DESCRIPTION OF THE TASK:
Copy all the entries word for word, but omit the pictures.
-*-
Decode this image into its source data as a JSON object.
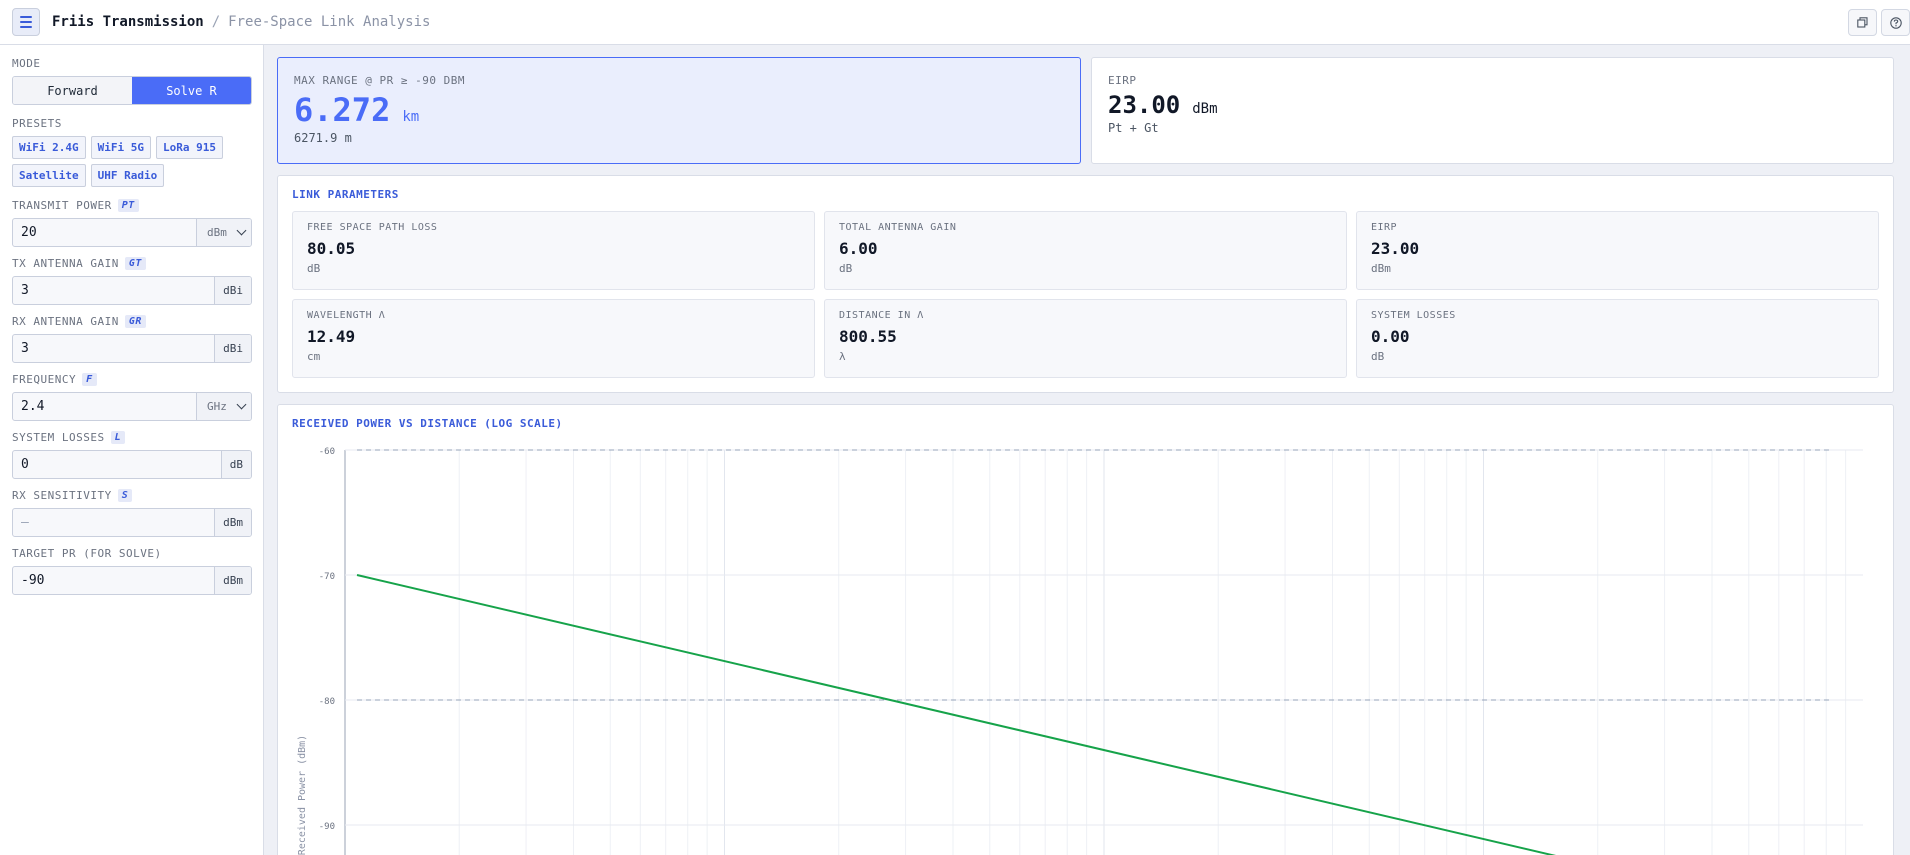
{
  "header": {
    "title": "Friis Transmission",
    "separator": "/",
    "subtitle": "Free-Space Link Analysis",
    "icons": [
      "menu-icon",
      "copy-icon",
      "help-icon"
    ]
  },
  "sidebar": {
    "mode_label": "MODE",
    "mode_options": [
      "Forward",
      "Solve R"
    ],
    "mode_selected": "Solve R",
    "presets_label": "PRESETS",
    "presets": [
      "WiFi 2.4G",
      "WiFi 5G",
      "LoRa 915",
      "Satellite",
      "UHF Radio"
    ],
    "fields": [
      {
        "label": "TRANSMIT POWER",
        "symbol": "PT",
        "value": "20",
        "placeholder": "",
        "unit": "dBm",
        "select": true
      },
      {
        "label": "TX ANTENNA GAIN",
        "symbol": "GT",
        "value": "3",
        "placeholder": "",
        "unit": "dBi",
        "select": false
      },
      {
        "label": "RX ANTENNA GAIN",
        "symbol": "GR",
        "value": "3",
        "placeholder": "",
        "unit": "dBi",
        "select": false
      },
      {
        "label": "FREQUENCY",
        "symbol": "F",
        "value": "2.4",
        "placeholder": "",
        "unit": "GHz",
        "select": true
      },
      {
        "label": "SYSTEM LOSSES",
        "symbol": "L",
        "value": "0",
        "placeholder": "",
        "unit": "dB",
        "select": false
      },
      {
        "label": "RX SENSITIVITY",
        "symbol": "S",
        "value": "",
        "placeholder": "—",
        "unit": "dBm",
        "select": false
      },
      {
        "label": "TARGET PR (FOR SOLVE)",
        "symbol": "",
        "value": "-90",
        "placeholder": "",
        "unit": "dBm",
        "select": false
      }
    ]
  },
  "kpi_main": {
    "label": "MAX RANGE @ PR ≥ -90 DBM",
    "value": "6.272",
    "unit": "km",
    "sub": "6271.9 m"
  },
  "kpi_eirp": {
    "label": "EIRP",
    "value": "23.00",
    "unit": "dBm",
    "sub": "Pt + Gt"
  },
  "params": {
    "title": "LINK PARAMETERS",
    "items": [
      {
        "label": "FREE SPACE PATH LOSS",
        "value": "80.05",
        "unit": "dB"
      },
      {
        "label": "TOTAL ANTENNA GAIN",
        "value": "6.00",
        "unit": "dB"
      },
      {
        "label": "EIRP",
        "value": "23.00",
        "unit": "dBm"
      },
      {
        "label": "WAVELENGTH λ",
        "value": "12.49",
        "unit": "cm"
      },
      {
        "label": "DISTANCE IN λ",
        "value": "800.55",
        "unit": "λ"
      },
      {
        "label": "SYSTEM LOSSES",
        "value": "0.00",
        "unit": "dB"
      }
    ]
  },
  "colors": {
    "accent": "#4a6cf7",
    "line": "#16a34a",
    "ref_line": "#94a3b8"
  },
  "chart_data": {
    "type": "line",
    "title": "RECEIVED POWER VS DISTANCE (LOG SCALE)",
    "xlabel": "",
    "ylabel": "Received Power (dBm)",
    "x_scale": "log",
    "y_ticks": [
      -60,
      -70,
      -80,
      -90
    ],
    "ylim": [
      -94,
      -60
    ],
    "reference_lines": [
      -60,
      -80
    ],
    "grid": true,
    "series": [
      {
        "name": "",
        "color": "#16a34a",
        "points": [
          [
            0.0,
            -70.0
          ],
          [
            0.85,
            -94.0
          ]
        ]
      }
    ]
  }
}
-*-
FULL ANSWER:
Decode this image into its source data as a JSON object.
{
  "header": {
    "title": "Friis Transmission",
    "separator": "/",
    "subtitle": "Free-Space Link Analysis",
    "icons": [
      "menu-icon",
      "copy-icon",
      "help-icon"
    ]
  },
  "sidebar": {
    "mode_label": "MODE",
    "mode_options": [
      "Forward",
      "Solve R"
    ],
    "mode_selected": "Solve R",
    "presets_label": "PRESETS",
    "presets": [
      "WiFi 2.4G",
      "WiFi 5G",
      "LoRa 915",
      "Satellite",
      "UHF Radio"
    ],
    "fields": [
      {
        "label": "TRANSMIT POWER",
        "symbol": "PT",
        "value": "20",
        "placeholder": "",
        "unit": "dBm",
        "select": true
      },
      {
        "label": "TX ANTENNA GAIN",
        "symbol": "GT",
        "value": "3",
        "placeholder": "",
        "unit": "dBi",
        "select": false
      },
      {
        "label": "RX ANTENNA GAIN",
        "symbol": "GR",
        "value": "3",
        "placeholder": "",
        "unit": "dBi",
        "select": false
      },
      {
        "label": "FREQUENCY",
        "symbol": "F",
        "value": "2.4",
        "placeholder": "",
        "unit": "GHz",
        "select": true
      },
      {
        "label": "SYSTEM LOSSES",
        "symbol": "L",
        "value": "0",
        "placeholder": "",
        "unit": "dB",
        "select": false
      },
      {
        "label": "RX SENSITIVITY",
        "symbol": "S",
        "value": "",
        "placeholder": "—",
        "unit": "dBm",
        "select": false
      },
      {
        "label": "TARGET PR (FOR SOLVE)",
        "symbol": "",
        "value": "-90",
        "placeholder": "",
        "unit": "dBm",
        "select": false
      }
    ]
  },
  "kpi_main": {
    "label": "MAX RANGE @ PR ≥ -90 DBM",
    "value": "6.272",
    "unit": "km",
    "sub": "6271.9 m"
  },
  "kpi_eirp": {
    "label": "EIRP",
    "value": "23.00",
    "unit": "dBm",
    "sub": "Pt + Gt"
  },
  "params": {
    "title": "LINK PARAMETERS",
    "items": [
      {
        "label": "FREE SPACE PATH LOSS",
        "value": "80.05",
        "unit": "dB"
      },
      {
        "label": "TOTAL ANTENNA GAIN",
        "value": "6.00",
        "unit": "dB"
      },
      {
        "label": "EIRP",
        "value": "23.00",
        "unit": "dBm"
      },
      {
        "label": "WAVELENGTH λ",
        "value": "12.49",
        "unit": "cm"
      },
      {
        "label": "DISTANCE IN λ",
        "value": "800.55",
        "unit": "λ"
      },
      {
        "label": "SYSTEM LOSSES",
        "value": "0.00",
        "unit": "dB"
      }
    ]
  },
  "colors": {
    "accent": "#4a6cf7",
    "line": "#16a34a",
    "ref_line": "#94a3b8"
  },
  "chart_data": {
    "type": "line",
    "title": "RECEIVED POWER VS DISTANCE (LOG SCALE)",
    "xlabel": "",
    "ylabel": "Received Power (dBm)",
    "x_scale": "log",
    "y_ticks": [
      -60,
      -70,
      -80,
      -90
    ],
    "ylim": [
      -94,
      -60
    ],
    "reference_lines": [
      -60,
      -80
    ],
    "grid": true,
    "series": [
      {
        "name": "",
        "color": "#16a34a",
        "points": [
          [
            0.0,
            -70.0
          ],
          [
            0.85,
            -94.0
          ]
        ]
      }
    ]
  }
}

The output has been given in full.